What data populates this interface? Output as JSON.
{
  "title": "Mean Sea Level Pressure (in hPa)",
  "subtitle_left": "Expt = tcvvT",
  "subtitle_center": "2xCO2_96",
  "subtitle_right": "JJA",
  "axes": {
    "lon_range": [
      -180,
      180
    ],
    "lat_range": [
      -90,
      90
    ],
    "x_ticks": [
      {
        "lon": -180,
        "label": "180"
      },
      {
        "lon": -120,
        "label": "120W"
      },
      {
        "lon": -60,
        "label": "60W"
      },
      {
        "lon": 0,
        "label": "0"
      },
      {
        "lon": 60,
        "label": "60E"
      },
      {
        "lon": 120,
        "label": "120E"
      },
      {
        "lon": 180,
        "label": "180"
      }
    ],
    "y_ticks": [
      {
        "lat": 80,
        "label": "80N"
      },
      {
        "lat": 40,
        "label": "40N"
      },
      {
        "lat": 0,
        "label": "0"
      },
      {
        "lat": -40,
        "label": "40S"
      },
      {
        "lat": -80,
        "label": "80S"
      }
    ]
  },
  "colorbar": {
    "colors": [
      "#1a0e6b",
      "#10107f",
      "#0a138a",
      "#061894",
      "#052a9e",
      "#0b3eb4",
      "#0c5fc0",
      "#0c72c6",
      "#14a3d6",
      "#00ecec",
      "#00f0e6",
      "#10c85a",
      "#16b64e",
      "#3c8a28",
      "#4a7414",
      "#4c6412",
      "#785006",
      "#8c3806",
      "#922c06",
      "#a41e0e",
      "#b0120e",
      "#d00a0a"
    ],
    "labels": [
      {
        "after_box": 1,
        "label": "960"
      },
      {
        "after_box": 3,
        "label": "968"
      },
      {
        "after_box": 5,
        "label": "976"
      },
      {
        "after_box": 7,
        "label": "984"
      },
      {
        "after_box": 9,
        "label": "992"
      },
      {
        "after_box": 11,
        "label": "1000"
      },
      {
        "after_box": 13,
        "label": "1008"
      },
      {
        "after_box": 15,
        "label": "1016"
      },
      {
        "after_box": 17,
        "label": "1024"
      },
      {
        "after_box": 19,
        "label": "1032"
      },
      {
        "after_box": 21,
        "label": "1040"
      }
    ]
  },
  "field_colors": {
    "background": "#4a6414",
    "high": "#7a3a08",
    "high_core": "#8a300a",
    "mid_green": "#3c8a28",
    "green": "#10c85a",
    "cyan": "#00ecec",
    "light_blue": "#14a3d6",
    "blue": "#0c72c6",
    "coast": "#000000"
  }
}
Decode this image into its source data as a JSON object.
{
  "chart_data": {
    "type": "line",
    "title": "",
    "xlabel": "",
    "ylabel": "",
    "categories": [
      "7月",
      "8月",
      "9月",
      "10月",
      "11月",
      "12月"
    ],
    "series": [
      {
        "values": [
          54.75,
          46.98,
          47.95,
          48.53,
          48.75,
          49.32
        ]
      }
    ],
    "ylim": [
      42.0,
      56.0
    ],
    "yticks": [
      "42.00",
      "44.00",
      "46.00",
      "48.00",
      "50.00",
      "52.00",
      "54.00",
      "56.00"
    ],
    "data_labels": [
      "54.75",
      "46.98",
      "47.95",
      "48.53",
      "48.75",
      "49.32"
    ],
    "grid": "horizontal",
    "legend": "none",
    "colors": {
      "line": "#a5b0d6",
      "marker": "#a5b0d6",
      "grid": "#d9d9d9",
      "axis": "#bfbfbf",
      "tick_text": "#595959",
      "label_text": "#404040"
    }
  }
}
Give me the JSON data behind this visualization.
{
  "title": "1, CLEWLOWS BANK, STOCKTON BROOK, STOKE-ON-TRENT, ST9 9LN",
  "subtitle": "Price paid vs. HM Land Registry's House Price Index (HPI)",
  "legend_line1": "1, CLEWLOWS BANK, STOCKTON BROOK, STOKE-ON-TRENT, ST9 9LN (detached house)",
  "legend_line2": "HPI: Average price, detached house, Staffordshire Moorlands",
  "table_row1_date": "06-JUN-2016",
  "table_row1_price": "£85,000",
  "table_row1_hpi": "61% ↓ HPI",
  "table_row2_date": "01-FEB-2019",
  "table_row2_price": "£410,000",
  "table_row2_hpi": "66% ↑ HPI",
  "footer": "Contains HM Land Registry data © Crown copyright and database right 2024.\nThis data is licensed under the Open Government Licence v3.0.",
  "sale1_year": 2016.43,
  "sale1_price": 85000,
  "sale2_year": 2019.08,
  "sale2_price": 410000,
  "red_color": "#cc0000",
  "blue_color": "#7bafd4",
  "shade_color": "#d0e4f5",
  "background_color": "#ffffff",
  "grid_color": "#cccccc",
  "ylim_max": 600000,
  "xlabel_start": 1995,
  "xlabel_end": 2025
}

++++++++++

_Task requirements_
Restate the data above word for word, please.

_Task output_
What data populates this interface? Output as JSON.
{
  "title": "Mean Sea Level Pressure (in hPa)",
  "subtitle_left": "Expt = tcvvT",
  "subtitle_center": "2xCO2_96",
  "subtitle_right": "JJA",
  "axes": {
    "lon_range": [
      -180,
      180
    ],
    "lat_range": [
      -90,
      90
    ],
    "x_ticks": [
      {
        "lon": -180,
        "label": "180"
      },
      {
        "lon": -120,
        "label": "120W"
      },
      {
        "lon": -60,
        "label": "60W"
      },
      {
        "lon": 0,
        "label": "0"
      },
      {
        "lon": 60,
        "label": "60E"
      },
      {
        "lon": 120,
        "label": "120E"
      },
      {
        "lon": 180,
        "label": "180"
      }
    ],
    "y_ticks": [
      {
        "lat": 80,
        "label": "80N"
      },
      {
        "lat": 40,
        "label": "40N"
      },
      {
        "lat": 0,
        "label": "0"
      },
      {
        "lat": -40,
        "label": "40S"
      },
      {
        "lat": -80,
        "label": "80S"
      }
    ]
  },
  "colorbar": {
    "colors": [
      "#1a0e6b",
      "#10107f",
      "#0a138a",
      "#061894",
      "#052a9e",
      "#0b3eb4",
      "#0c5fc0",
      "#0c72c6",
      "#14a3d6",
      "#00ecec",
      "#00f0e6",
      "#10c85a",
      "#16b64e",
      "#3c8a28",
      "#4a7414",
      "#4c6412",
      "#785006",
      "#8c3806",
      "#922c06",
      "#a41e0e",
      "#b0120e",
      "#d00a0a"
    ],
    "labels": [
      {
        "after_box": 1,
        "label": "960"
      },
      {
        "after_box": 3,
        "label": "968"
      },
      {
        "after_box": 5,
        "label": "976"
      },
      {
        "after_box": 7,
        "label": "984"
      },
      {
        "after_box": 9,
        "label": "992"
      },
      {
        "after_box": 11,
        "label": "1000"
      },
      {
        "after_box": 13,
        "label": "1008"
      },
      {
        "after_box": 15,
        "label": "1016"
      },
      {
        "after_box": 17,
        "label": "1024"
      },
      {
        "after_box": 19,
        "label": "1032"
      },
      {
        "after_box": 21,
        "label": "1040"
      }
    ]
  },
  "field_colors": {
    "background": "#4a6414",
    "high": "#7a3a08",
    "high_core": "#8a300a",
    "mid_green": "#3c8a28",
    "green": "#10c85a",
    "cyan": "#00ecec",
    "light_blue": "#14a3d6",
    "blue": "#0c72c6",
    "coast": "#000000"
  }
}
Decode this image into its source data as a JSON object.
{
  "chart_data": {
    "type": "line",
    "title": "",
    "xlabel": "",
    "ylabel": "",
    "categories": [
      "7月",
      "8月",
      "9月",
      "10月",
      "11月",
      "12月"
    ],
    "series": [
      {
        "values": [
          54.75,
          46.98,
          47.95,
          48.53,
          48.75,
          49.32
        ]
      }
    ],
    "ylim": [
      42.0,
      56.0
    ],
    "yticks": [
      "42.00",
      "44.00",
      "46.00",
      "48.00",
      "50.00",
      "52.00",
      "54.00",
      "56.00"
    ],
    "data_labels": [
      "54.75",
      "46.98",
      "47.95",
      "48.53",
      "48.75",
      "49.32"
    ],
    "grid": "horizontal",
    "legend": "none",
    "colors": {
      "line": "#a5b0d6",
      "marker": "#a5b0d6",
      "grid": "#d9d9d9",
      "axis": "#bfbfbf",
      "tick_text": "#595959",
      "label_text": "#404040"
    }
  }
}
Give me the JSON data behind this visualization.
{
  "title": "1, CLEWLOWS BANK, STOCKTON BROOK, STOKE-ON-TRENT, ST9 9LN",
  "subtitle": "Price paid vs. HM Land Registry's House Price Index (HPI)",
  "legend_line1": "1, CLEWLOWS BANK, STOCKTON BROOK, STOKE-ON-TRENT, ST9 9LN (detached house)",
  "legend_line2": "HPI: Average price, detached house, Staffordshire Moorlands",
  "table_row1_date": "06-JUN-2016",
  "table_row1_price": "£85,000",
  "table_row1_hpi": "61% ↓ HPI",
  "table_row2_date": "01-FEB-2019",
  "table_row2_price": "£410,000",
  "table_row2_hpi": "66% ↑ HPI",
  "footer": "Contains HM Land Registry data © Crown copyright and database right 2024.\nThis data is licensed under the Open Government Licence v3.0.",
  "sale1_year": 2016.43,
  "sale1_price": 85000,
  "sale2_year": 2019.08,
  "sale2_price": 410000,
  "red_color": "#cc0000",
  "blue_color": "#7bafd4",
  "shade_color": "#d0e4f5",
  "background_color": "#ffffff",
  "grid_color": "#cccccc",
  "ylim_max": 600000,
  "xlabel_start": 1995,
  "xlabel_end": 2025
}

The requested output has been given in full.